Dataset items:
-------

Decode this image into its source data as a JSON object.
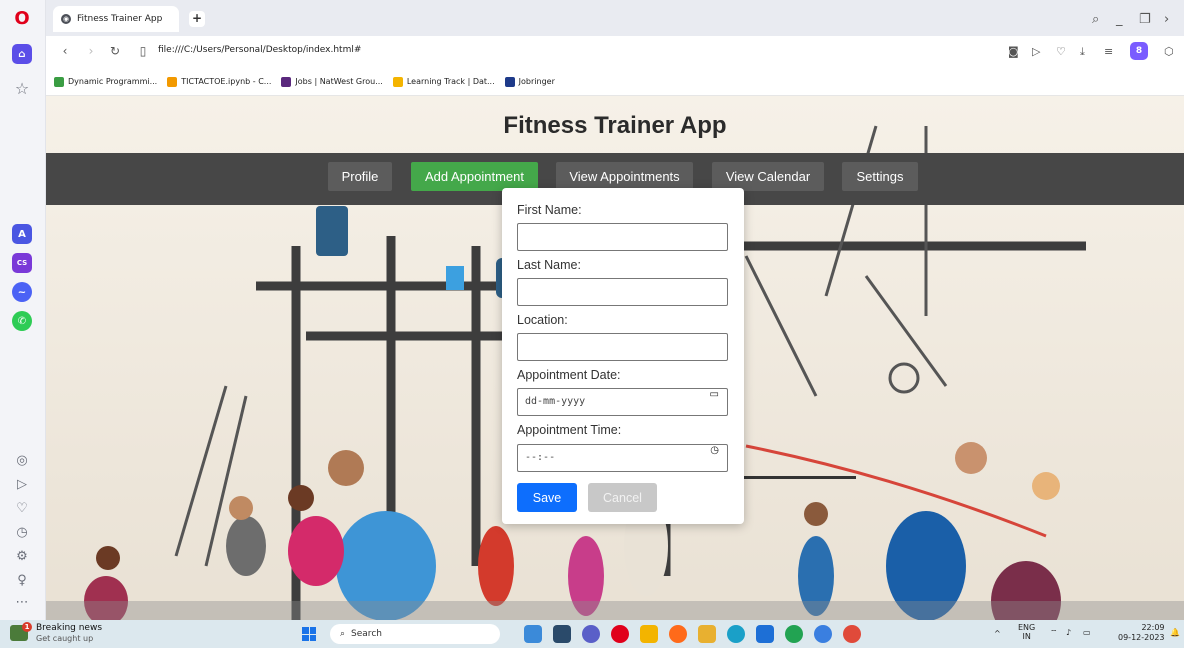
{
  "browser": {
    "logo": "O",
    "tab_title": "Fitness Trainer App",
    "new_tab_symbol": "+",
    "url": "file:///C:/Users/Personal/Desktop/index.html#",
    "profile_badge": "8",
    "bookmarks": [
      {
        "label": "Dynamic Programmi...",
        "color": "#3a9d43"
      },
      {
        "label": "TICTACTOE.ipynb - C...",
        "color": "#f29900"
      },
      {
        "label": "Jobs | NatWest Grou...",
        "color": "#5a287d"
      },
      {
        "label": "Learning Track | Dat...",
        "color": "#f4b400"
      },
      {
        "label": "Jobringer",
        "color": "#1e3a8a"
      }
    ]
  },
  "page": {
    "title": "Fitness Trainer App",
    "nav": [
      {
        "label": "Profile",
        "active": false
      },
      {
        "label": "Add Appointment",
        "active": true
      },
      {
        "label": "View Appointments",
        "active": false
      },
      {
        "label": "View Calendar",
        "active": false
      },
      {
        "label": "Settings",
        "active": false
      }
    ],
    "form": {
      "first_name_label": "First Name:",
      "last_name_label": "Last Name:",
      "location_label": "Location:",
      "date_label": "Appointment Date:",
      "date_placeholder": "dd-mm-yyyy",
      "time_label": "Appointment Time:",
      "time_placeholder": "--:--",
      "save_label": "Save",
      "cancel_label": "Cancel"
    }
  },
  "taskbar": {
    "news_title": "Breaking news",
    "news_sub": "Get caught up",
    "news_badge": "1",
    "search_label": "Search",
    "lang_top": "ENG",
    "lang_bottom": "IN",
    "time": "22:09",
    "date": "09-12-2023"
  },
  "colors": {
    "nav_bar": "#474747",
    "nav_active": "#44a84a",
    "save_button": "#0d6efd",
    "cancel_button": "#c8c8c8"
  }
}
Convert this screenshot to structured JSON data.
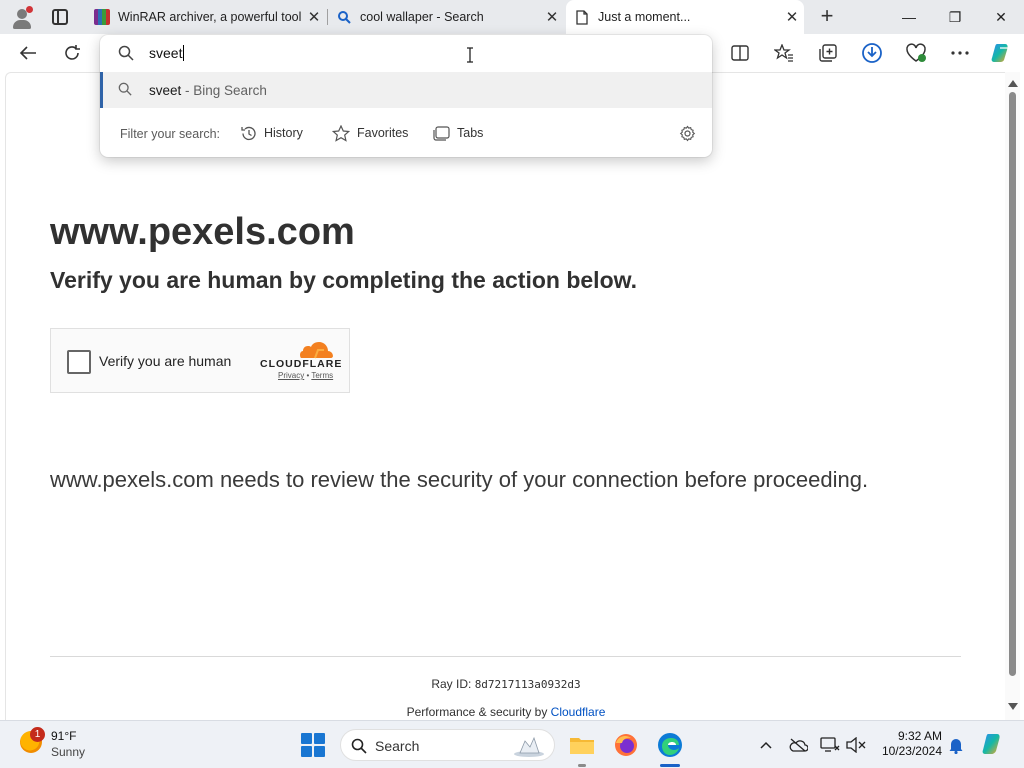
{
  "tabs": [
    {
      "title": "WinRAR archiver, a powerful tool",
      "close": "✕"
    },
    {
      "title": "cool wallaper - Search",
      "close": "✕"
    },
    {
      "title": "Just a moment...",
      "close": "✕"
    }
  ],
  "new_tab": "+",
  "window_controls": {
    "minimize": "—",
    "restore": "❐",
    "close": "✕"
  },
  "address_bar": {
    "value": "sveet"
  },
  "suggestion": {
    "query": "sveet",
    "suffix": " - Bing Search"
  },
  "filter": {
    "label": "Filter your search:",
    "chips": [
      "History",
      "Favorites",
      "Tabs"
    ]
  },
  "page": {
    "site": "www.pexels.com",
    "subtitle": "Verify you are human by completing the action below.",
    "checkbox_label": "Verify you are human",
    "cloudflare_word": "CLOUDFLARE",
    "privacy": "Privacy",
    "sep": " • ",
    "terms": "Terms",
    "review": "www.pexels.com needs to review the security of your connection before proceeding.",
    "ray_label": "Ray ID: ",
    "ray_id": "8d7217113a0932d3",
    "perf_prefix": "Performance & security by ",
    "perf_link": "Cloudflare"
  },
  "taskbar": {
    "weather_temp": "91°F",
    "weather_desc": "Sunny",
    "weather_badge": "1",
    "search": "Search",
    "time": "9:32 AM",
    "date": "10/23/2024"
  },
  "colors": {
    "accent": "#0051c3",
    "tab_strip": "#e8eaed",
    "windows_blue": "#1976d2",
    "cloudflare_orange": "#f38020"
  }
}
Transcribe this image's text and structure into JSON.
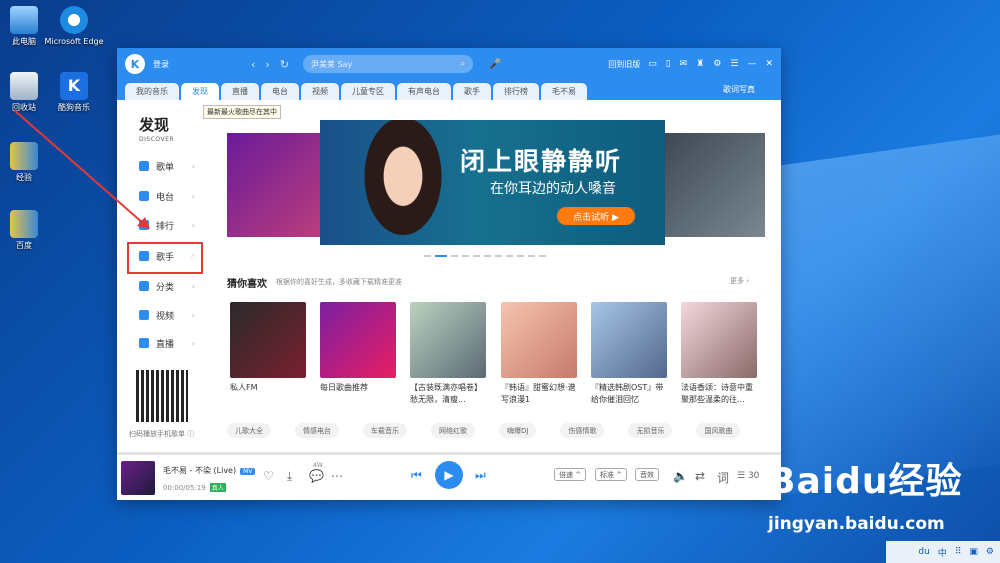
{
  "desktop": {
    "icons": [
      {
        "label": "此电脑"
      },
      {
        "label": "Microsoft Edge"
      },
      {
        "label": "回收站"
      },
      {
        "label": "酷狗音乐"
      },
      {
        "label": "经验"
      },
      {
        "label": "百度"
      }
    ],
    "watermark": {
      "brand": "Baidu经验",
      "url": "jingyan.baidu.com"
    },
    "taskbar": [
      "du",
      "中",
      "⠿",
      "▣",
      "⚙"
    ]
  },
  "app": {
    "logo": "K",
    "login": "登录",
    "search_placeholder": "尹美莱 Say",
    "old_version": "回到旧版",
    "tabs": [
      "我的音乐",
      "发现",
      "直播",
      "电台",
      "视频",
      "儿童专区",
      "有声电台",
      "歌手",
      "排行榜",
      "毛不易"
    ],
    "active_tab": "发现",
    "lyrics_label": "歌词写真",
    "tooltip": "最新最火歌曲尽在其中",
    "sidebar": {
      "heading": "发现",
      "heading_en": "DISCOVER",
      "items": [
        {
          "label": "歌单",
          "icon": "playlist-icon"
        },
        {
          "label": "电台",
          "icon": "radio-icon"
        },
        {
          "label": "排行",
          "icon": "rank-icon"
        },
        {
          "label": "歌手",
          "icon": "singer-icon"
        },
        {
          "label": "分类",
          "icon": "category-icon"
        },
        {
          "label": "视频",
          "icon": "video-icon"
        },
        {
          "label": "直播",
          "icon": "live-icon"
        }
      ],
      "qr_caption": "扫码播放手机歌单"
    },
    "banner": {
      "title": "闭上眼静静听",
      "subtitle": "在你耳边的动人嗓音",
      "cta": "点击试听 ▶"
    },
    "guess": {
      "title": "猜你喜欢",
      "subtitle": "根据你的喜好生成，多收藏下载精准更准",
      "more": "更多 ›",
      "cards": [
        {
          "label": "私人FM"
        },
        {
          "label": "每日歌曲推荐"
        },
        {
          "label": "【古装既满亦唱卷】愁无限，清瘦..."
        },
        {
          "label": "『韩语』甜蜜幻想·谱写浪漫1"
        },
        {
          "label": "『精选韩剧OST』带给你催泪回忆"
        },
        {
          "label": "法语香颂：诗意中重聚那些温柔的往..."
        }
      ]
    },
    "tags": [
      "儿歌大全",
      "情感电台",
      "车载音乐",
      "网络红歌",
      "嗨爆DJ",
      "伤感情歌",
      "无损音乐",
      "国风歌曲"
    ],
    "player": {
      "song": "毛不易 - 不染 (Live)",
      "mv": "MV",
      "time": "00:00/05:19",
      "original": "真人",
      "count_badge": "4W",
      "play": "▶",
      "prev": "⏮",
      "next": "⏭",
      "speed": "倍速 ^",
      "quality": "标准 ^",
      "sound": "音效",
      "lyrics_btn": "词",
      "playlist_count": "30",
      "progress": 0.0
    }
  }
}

-------

## Prompt
Each entry gets copied exactly; the pictures stay out.

## Response for this exercise
Decode this image into its source data as a JSON object.
{
  "browser": {
    "logo": "O",
    "tab_title": "Fitness Trainer App",
    "new_tab_symbol": "+",
    "url": "file:///C:/Users/Personal/Desktop/index.html#",
    "profile_badge": "8",
    "bookmarks": [
      {
        "label": "Dynamic Programmi...",
        "color": "#3a9d43"
      },
      {
        "label": "TICTACTOE.ipynb - C...",
        "color": "#f29900"
      },
      {
        "label": "Jobs | NatWest Grou...",
        "color": "#5a287d"
      },
      {
        "label": "Learning Track | Dat...",
        "color": "#f4b400"
      },
      {
        "label": "Jobringer",
        "color": "#1e3a8a"
      }
    ]
  },
  "page": {
    "title": "Fitness Trainer App",
    "nav": [
      {
        "label": "Profile",
        "active": false
      },
      {
        "label": "Add Appointment",
        "active": true
      },
      {
        "label": "View Appointments",
        "active": false
      },
      {
        "label": "View Calendar",
        "active": false
      },
      {
        "label": "Settings",
        "active": false
      }
    ],
    "form": {
      "first_name_label": "First Name:",
      "last_name_label": "Last Name:",
      "location_label": "Location:",
      "date_label": "Appointment Date:",
      "date_placeholder": "dd-mm-yyyy",
      "time_label": "Appointment Time:",
      "time_placeholder": "--:--",
      "save_label": "Save",
      "cancel_label": "Cancel"
    }
  },
  "taskbar": {
    "news_title": "Breaking news",
    "news_sub": "Get caught up",
    "news_badge": "1",
    "search_label": "Search",
    "lang_top": "ENG",
    "lang_bottom": "IN",
    "time": "22:09",
    "date": "09-12-2023"
  },
  "colors": {
    "nav_bar": "#474747",
    "nav_active": "#44a84a",
    "save_button": "#0d6efd",
    "cancel_button": "#c8c8c8"
  }
}
Convert this screenshot to structured JSON data.
{
  "tabs": [
    {
      "title": "WinRAR archiver, a powerful tool",
      "close": "✕"
    },
    {
      "title": "cool wallaper - Search",
      "close": "✕"
    },
    {
      "title": "Just a moment...",
      "close": "✕"
    }
  ],
  "new_tab": "+",
  "window_controls": {
    "minimize": "—",
    "restore": "❐",
    "close": "✕"
  },
  "address_bar": {
    "value": "sveet"
  },
  "suggestion": {
    "query": "sveet",
    "suffix": " - Bing Search"
  },
  "filter": {
    "label": "Filter your search:",
    "chips": [
      "History",
      "Favorites",
      "Tabs"
    ]
  },
  "page": {
    "site": "www.pexels.com",
    "subtitle": "Verify you are human by completing the action below.",
    "checkbox_label": "Verify you are human",
    "cloudflare_word": "CLOUDFLARE",
    "privacy": "Privacy",
    "sep": " • ",
    "terms": "Terms",
    "review": "www.pexels.com needs to review the security of your connection before proceeding.",
    "ray_label": "Ray ID: ",
    "ray_id": "8d7217113a0932d3",
    "perf_prefix": "Performance & security by ",
    "perf_link": "Cloudflare"
  },
  "taskbar": {
    "weather_temp": "91°F",
    "weather_desc": "Sunny",
    "weather_badge": "1",
    "search": "Search",
    "time": "9:32 AM",
    "date": "10/23/2024"
  },
  "colors": {
    "accent": "#0051c3",
    "tab_strip": "#e8eaed",
    "windows_blue": "#1976d2",
    "cloudflare_orange": "#f38020"
  }
}
Transcribe this image's text and structure into JSON.
{
  "desktop": {
    "icons": [
      {
        "label": "此电脑"
      },
      {
        "label": "Microsoft Edge"
      },
      {
        "label": "回收站"
      },
      {
        "label": "酷狗音乐"
      },
      {
        "label": "经验"
      },
      {
        "label": "百度"
      }
    ],
    "watermark": {
      "brand": "Baidu经验",
      "url": "jingyan.baidu.com"
    },
    "taskbar": [
      "du",
      "中",
      "⠿",
      "▣",
      "⚙"
    ]
  },
  "app": {
    "logo": "K",
    "login": "登录",
    "search_placeholder": "尹美莱 Say",
    "old_version": "回到旧版",
    "tabs": [
      "我的音乐",
      "发现",
      "直播",
      "电台",
      "视频",
      "儿童专区",
      "有声电台",
      "歌手",
      "排行榜",
      "毛不易"
    ],
    "active_tab": "发现",
    "lyrics_label": "歌词写真",
    "tooltip": "最新最火歌曲尽在其中",
    "sidebar": {
      "heading": "发现",
      "heading_en": "DISCOVER",
      "items": [
        {
          "label": "歌单",
          "icon": "playlist-icon"
        },
        {
          "label": "电台",
          "icon": "radio-icon"
        },
        {
          "label": "排行",
          "icon": "rank-icon"
        },
        {
          "label": "歌手",
          "icon": "singer-icon"
        },
        {
          "label": "分类",
          "icon": "category-icon"
        },
        {
          "label": "视频",
          "icon": "video-icon"
        },
        {
          "label": "直播",
          "icon": "live-icon"
        }
      ],
      "qr_caption": "扫码播放手机歌单"
    },
    "banner": {
      "title": "闭上眼静静听",
      "subtitle": "在你耳边的动人嗓音",
      "cta": "点击试听 ▶"
    },
    "guess": {
      "title": "猜你喜欢",
      "subtitle": "根据你的喜好生成，多收藏下载精准更准",
      "more": "更多 ›",
      "cards": [
        {
          "label": "私人FM"
        },
        {
          "label": "每日歌曲推荐"
        },
        {
          "label": "【古装既满亦唱卷】愁无限，清瘦..."
        },
        {
          "label": "『韩语』甜蜜幻想·谱写浪漫1"
        },
        {
          "label": "『精选韩剧OST』带给你催泪回忆"
        },
        {
          "label": "法语香颂：诗意中重聚那些温柔的往..."
        }
      ]
    },
    "tags": [
      "儿歌大全",
      "情感电台",
      "车载音乐",
      "网络红歌",
      "嗨爆DJ",
      "伤感情歌",
      "无损音乐",
      "国风歌曲"
    ],
    "player": {
      "song": "毛不易 - 不染 (Live)",
      "mv": "MV",
      "time": "00:00/05:19",
      "original": "真人",
      "count_badge": "4W",
      "play": "▶",
      "prev": "⏮",
      "next": "⏭",
      "speed": "倍速 ^",
      "quality": "标准 ^",
      "sound": "音效",
      "lyrics_btn": "词",
      "playlist_count": "30",
      "progress": 0.0
    }
  }
}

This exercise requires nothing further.